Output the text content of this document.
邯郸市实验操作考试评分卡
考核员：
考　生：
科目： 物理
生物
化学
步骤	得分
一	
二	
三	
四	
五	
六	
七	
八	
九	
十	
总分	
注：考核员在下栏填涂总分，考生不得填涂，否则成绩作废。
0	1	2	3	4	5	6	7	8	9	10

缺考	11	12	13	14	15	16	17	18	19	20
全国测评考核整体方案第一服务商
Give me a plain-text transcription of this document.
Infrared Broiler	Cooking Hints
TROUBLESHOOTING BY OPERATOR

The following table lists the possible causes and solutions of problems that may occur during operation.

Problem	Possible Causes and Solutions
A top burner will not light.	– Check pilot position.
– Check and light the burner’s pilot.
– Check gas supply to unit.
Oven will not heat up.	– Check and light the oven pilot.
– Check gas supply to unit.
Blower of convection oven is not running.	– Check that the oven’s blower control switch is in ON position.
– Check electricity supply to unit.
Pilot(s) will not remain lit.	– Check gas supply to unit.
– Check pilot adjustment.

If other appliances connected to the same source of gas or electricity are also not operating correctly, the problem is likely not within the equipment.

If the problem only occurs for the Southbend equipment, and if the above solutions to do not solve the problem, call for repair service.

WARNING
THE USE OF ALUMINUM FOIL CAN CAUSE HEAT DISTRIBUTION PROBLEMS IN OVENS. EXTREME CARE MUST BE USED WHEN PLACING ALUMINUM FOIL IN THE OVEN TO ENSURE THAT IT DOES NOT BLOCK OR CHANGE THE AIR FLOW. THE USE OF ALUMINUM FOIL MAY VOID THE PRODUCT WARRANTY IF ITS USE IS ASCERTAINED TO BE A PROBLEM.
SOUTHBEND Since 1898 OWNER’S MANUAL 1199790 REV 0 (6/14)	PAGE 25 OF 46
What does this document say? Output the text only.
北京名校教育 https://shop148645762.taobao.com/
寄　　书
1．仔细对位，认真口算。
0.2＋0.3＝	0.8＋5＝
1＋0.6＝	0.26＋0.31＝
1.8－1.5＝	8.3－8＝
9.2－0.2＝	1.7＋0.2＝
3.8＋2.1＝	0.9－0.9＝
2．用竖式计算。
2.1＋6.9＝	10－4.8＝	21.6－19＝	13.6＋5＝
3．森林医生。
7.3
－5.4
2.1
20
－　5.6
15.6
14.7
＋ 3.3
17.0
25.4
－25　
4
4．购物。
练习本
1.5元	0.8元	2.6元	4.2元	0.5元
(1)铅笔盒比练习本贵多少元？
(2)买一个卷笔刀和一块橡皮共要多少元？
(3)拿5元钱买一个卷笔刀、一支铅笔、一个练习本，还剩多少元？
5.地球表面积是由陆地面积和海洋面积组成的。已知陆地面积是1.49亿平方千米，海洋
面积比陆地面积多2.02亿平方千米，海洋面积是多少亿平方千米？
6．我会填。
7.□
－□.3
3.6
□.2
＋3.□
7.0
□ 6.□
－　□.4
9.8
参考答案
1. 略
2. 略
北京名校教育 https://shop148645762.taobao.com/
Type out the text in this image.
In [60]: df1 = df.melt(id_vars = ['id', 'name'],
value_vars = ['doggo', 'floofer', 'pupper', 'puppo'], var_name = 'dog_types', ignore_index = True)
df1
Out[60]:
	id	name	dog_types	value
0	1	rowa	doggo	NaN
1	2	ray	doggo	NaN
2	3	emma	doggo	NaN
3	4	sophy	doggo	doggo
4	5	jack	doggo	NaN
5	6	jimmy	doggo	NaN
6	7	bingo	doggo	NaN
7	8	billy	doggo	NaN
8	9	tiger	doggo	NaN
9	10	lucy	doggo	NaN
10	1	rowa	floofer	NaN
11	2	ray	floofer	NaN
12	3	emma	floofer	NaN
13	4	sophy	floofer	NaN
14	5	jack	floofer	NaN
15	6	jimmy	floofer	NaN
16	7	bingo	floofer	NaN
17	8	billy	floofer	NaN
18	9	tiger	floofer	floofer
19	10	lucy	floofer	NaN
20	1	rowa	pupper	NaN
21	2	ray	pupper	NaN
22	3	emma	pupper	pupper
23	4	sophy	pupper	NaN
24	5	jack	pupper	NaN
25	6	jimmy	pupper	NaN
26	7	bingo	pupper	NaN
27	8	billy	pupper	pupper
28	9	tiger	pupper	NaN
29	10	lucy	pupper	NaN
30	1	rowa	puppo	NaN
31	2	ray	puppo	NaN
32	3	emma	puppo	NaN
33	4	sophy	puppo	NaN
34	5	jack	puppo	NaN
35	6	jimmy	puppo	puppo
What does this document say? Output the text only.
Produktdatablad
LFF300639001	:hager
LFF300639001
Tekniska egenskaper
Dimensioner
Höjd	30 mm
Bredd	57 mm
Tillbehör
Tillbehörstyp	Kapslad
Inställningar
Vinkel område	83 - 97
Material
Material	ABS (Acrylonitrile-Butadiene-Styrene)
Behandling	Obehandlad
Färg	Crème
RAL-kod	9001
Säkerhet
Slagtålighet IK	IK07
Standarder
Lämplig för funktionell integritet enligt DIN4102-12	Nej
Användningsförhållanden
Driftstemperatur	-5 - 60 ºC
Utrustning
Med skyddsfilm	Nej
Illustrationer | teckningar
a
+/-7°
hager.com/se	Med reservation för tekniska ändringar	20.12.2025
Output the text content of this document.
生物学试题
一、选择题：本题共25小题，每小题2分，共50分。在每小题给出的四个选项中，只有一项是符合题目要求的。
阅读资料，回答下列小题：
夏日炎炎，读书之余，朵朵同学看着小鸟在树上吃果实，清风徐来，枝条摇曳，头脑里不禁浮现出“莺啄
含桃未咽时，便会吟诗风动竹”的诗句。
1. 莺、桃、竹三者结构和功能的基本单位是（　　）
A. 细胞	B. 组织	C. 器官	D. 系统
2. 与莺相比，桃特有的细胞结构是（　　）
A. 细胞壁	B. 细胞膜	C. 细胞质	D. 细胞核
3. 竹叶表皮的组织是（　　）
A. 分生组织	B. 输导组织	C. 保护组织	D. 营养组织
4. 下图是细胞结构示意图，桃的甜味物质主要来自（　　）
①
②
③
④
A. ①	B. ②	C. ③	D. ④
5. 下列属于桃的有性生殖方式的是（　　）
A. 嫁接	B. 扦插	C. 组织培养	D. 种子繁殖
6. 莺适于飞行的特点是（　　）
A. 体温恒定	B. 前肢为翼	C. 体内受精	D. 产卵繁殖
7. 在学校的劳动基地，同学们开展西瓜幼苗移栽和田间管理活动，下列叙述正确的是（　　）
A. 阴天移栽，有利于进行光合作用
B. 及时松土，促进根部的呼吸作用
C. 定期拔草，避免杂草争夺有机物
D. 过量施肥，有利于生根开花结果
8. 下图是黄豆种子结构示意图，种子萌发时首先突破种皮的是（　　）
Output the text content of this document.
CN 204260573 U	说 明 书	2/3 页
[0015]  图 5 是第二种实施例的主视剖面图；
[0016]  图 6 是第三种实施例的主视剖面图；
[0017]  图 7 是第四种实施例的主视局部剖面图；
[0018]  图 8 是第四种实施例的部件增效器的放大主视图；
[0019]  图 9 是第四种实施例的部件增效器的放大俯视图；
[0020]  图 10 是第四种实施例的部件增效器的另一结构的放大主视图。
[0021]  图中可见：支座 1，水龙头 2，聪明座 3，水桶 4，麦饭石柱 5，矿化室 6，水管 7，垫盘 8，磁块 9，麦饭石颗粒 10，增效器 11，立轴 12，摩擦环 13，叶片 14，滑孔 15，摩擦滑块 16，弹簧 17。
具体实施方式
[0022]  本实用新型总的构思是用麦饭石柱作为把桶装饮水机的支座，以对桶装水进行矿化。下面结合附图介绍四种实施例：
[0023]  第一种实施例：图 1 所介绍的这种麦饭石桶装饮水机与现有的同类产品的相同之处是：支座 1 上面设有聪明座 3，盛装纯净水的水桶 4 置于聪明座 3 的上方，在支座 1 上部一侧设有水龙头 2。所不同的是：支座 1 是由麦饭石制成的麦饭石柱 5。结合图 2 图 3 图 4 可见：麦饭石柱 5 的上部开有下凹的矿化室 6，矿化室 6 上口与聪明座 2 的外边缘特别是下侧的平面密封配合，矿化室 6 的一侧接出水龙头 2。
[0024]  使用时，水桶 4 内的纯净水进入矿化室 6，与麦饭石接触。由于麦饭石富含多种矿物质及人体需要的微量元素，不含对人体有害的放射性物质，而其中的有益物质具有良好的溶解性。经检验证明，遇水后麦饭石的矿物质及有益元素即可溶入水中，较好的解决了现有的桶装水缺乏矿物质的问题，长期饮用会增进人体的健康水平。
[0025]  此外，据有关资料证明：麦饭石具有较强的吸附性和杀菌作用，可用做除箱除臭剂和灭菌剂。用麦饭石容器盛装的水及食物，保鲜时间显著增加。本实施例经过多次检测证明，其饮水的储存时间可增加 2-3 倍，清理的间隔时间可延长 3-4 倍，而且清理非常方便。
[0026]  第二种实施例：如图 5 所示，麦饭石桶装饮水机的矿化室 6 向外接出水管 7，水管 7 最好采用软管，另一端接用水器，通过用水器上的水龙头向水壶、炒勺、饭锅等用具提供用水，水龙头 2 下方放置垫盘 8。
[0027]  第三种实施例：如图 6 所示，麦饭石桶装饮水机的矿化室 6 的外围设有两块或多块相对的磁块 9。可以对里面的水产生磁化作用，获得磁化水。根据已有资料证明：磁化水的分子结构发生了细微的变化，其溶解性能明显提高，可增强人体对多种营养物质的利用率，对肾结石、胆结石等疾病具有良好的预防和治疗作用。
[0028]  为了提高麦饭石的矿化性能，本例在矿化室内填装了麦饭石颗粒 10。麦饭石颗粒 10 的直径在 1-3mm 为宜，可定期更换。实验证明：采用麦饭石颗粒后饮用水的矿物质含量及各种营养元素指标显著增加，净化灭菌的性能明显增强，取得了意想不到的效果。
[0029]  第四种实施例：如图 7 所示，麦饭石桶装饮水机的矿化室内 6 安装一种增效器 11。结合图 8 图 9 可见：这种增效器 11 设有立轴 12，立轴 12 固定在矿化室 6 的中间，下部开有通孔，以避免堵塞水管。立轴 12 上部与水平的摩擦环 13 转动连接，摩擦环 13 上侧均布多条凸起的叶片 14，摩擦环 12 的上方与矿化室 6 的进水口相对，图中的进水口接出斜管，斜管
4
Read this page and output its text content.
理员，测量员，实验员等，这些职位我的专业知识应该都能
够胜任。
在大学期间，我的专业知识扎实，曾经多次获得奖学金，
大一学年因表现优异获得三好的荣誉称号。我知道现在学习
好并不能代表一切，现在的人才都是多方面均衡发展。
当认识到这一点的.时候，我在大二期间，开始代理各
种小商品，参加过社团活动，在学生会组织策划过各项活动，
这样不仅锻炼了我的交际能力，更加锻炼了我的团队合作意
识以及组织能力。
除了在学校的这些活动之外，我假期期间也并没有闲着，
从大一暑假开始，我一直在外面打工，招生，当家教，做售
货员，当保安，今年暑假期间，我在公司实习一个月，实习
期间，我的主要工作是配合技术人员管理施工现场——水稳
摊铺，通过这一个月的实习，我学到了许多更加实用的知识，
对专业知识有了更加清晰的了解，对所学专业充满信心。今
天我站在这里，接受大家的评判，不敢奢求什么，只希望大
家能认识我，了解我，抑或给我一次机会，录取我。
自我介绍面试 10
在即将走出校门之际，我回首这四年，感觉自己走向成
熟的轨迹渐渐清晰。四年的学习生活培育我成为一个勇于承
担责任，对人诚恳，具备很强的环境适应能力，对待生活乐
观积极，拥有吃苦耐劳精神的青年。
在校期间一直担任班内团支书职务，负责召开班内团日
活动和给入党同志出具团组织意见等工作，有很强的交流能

+===+

**WORK TO BE COMPLETED**
Pick out each line in the material containing "billy".

**THE COMPLETED TASK**
7	8	billy	doggo	NaN
17	8	billy	floofer	NaN
27	8	billy	pupper	pupper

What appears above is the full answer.